-- WHAT THE EXERCISE ASKS --
Copy every line of the data exactly, leaving nothing out.

--- Begin ---

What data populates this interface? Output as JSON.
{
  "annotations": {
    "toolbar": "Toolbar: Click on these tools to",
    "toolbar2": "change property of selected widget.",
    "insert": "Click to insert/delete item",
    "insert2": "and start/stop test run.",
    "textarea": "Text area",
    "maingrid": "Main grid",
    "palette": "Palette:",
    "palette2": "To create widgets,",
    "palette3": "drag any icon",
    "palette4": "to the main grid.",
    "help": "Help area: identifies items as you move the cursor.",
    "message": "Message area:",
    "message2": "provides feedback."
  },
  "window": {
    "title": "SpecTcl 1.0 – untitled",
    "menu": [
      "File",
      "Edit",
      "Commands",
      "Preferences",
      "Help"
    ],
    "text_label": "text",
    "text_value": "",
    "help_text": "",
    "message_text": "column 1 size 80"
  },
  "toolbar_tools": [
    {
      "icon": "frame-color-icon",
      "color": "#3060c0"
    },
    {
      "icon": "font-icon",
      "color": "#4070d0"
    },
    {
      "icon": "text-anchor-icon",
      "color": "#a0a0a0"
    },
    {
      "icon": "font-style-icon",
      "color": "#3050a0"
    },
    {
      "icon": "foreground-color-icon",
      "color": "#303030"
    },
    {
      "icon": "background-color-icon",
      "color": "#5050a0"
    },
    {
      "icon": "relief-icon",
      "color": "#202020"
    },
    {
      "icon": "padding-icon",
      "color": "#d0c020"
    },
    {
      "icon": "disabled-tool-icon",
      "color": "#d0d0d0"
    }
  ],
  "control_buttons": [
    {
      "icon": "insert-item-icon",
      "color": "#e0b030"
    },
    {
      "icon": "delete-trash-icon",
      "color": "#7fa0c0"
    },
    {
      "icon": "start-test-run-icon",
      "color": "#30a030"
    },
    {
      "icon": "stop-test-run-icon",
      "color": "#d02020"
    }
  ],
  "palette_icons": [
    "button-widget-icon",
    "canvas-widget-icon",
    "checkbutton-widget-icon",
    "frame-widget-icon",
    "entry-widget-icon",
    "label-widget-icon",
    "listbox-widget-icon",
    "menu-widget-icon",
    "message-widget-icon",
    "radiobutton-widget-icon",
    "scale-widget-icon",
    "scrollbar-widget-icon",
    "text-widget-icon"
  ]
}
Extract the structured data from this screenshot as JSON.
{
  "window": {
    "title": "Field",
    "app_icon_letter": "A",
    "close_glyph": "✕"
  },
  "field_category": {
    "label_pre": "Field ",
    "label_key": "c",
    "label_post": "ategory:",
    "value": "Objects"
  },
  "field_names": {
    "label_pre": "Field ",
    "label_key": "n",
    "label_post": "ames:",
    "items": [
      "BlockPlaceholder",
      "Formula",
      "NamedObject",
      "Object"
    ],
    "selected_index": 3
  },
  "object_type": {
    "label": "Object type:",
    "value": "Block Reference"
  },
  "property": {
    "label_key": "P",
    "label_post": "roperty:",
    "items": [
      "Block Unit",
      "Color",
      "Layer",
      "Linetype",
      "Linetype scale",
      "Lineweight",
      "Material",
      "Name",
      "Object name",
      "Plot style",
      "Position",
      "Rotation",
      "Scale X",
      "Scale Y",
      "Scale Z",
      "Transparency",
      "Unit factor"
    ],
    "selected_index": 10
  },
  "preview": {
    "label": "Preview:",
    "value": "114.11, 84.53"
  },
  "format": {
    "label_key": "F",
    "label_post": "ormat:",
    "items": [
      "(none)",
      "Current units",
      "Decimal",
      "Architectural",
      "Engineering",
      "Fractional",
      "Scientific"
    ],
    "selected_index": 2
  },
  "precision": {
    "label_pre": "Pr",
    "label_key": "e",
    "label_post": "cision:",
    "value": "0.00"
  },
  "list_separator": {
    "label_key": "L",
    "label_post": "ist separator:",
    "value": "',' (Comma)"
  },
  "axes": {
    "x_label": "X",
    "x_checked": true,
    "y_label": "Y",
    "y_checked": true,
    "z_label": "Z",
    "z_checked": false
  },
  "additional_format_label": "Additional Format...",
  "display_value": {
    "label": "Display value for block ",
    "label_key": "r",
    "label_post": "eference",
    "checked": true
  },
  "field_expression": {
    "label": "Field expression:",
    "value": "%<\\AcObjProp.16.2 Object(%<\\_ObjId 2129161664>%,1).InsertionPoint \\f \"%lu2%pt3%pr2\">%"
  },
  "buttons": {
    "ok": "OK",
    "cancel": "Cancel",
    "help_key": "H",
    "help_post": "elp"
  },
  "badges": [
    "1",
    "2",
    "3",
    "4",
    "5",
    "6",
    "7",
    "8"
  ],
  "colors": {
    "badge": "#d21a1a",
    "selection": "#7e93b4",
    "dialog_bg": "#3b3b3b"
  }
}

--- End ---

-- RESULT BELOW --
What data populates this interface? Output as JSON.
{
  "annotations": {
    "toolbar": "Toolbar: Click on these tools to",
    "toolbar2": "change property of selected widget.",
    "insert": "Click to insert/delete item",
    "insert2": "and start/stop test run.",
    "textarea": "Text area",
    "maingrid": "Main grid",
    "palette": "Palette:",
    "palette2": "To create widgets,",
    "palette3": "drag any icon",
    "palette4": "to the main grid.",
    "help": "Help area: identifies items as you move the cursor.",
    "message": "Message area:",
    "message2": "provides feedback."
  },
  "window": {
    "title": "SpecTcl 1.0 – untitled",
    "menu": [
      "File",
      "Edit",
      "Commands",
      "Preferences",
      "Help"
    ],
    "text_label": "text",
    "text_value": "",
    "help_text": "",
    "message_text": "column 1 size 80"
  },
  "toolbar_tools": [
    {
      "icon": "frame-color-icon",
      "color": "#3060c0"
    },
    {
      "icon": "font-icon",
      "color": "#4070d0"
    },
    {
      "icon": "text-anchor-icon",
      "color": "#a0a0a0"
    },
    {
      "icon": "font-style-icon",
      "color": "#3050a0"
    },
    {
      "icon": "foreground-color-icon",
      "color": "#303030"
    },
    {
      "icon": "background-color-icon",
      "color": "#5050a0"
    },
    {
      "icon": "relief-icon",
      "color": "#202020"
    },
    {
      "icon": "padding-icon",
      "color": "#d0c020"
    },
    {
      "icon": "disabled-tool-icon",
      "color": "#d0d0d0"
    }
  ],
  "control_buttons": [
    {
      "icon": "insert-item-icon",
      "color": "#e0b030"
    },
    {
      "icon": "delete-trash-icon",
      "color": "#7fa0c0"
    },
    {
      "icon": "start-test-run-icon",
      "color": "#30a030"
    },
    {
      "icon": "stop-test-run-icon",
      "color": "#d02020"
    }
  ],
  "palette_icons": [
    "button-widget-icon",
    "canvas-widget-icon",
    "checkbutton-widget-icon",
    "frame-widget-icon",
    "entry-widget-icon",
    "label-widget-icon",
    "listbox-widget-icon",
    "menu-widget-icon",
    "message-widget-icon",
    "radiobutton-widget-icon",
    "scale-widget-icon",
    "scrollbar-widget-icon",
    "text-widget-icon"
  ]
}
Extract the structured data from this screenshot as JSON.
{
  "window": {
    "title": "Field",
    "app_icon_letter": "A",
    "close_glyph": "✕"
  },
  "field_category": {
    "label_pre": "Field ",
    "label_key": "c",
    "label_post": "ategory:",
    "value": "Objects"
  },
  "field_names": {
    "label_pre": "Field ",
    "label_key": "n",
    "label_post": "ames:",
    "items": [
      "BlockPlaceholder",
      "Formula",
      "NamedObject",
      "Object"
    ],
    "selected_index": 3
  },
  "object_type": {
    "label": "Object type:",
    "value": "Block Reference"
  },
  "property": {
    "label_key": "P",
    "label_post": "roperty:",
    "items": [
      "Block Unit",
      "Color",
      "Layer",
      "Linetype",
      "Linetype scale",
      "Lineweight",
      "Material",
      "Name",
      "Object name",
      "Plot style",
      "Position",
      "Rotation",
      "Scale X",
      "Scale Y",
      "Scale Z",
      "Transparency",
      "Unit factor"
    ],
    "selected_index": 10
  },
  "preview": {
    "label": "Preview:",
    "value": "114.11, 84.53"
  },
  "format": {
    "label_key": "F",
    "label_post": "ormat:",
    "items": [
      "(none)",
      "Current units",
      "Decimal",
      "Architectural",
      "Engineering",
      "Fractional",
      "Scientific"
    ],
    "selected_index": 2
  },
  "precision": {
    "label_pre": "Pr",
    "label_key": "e",
    "label_post": "cision:",
    "value": "0.00"
  },
  "list_separator": {
    "label_key": "L",
    "label_post": "ist separator:",
    "value": "',' (Comma)"
  },
  "axes": {
    "x_label": "X",
    "x_checked": true,
    "y_label": "Y",
    "y_checked": true,
    "z_label": "Z",
    "z_checked": false
  },
  "additional_format_label": "Additional Format...",
  "display_value": {
    "label": "Display value for block ",
    "label_key": "r",
    "label_post": "eference",
    "checked": true
  },
  "field_expression": {
    "label": "Field expression:",
    "value": "%<\\AcObjProp.16.2 Object(%<\\_ObjId 2129161664>%,1).InsertionPoint \\f \"%lu2%pt3%pr2\">%"
  },
  "buttons": {
    "ok": "OK",
    "cancel": "Cancel",
    "help_key": "H",
    "help_post": "elp"
  },
  "badges": [
    "1",
    "2",
    "3",
    "4",
    "5",
    "6",
    "7",
    "8"
  ],
  "colors": {
    "badge": "#d21a1a",
    "selection": "#7e93b4",
    "dialog_bg": "#3b3b3b"
  }
}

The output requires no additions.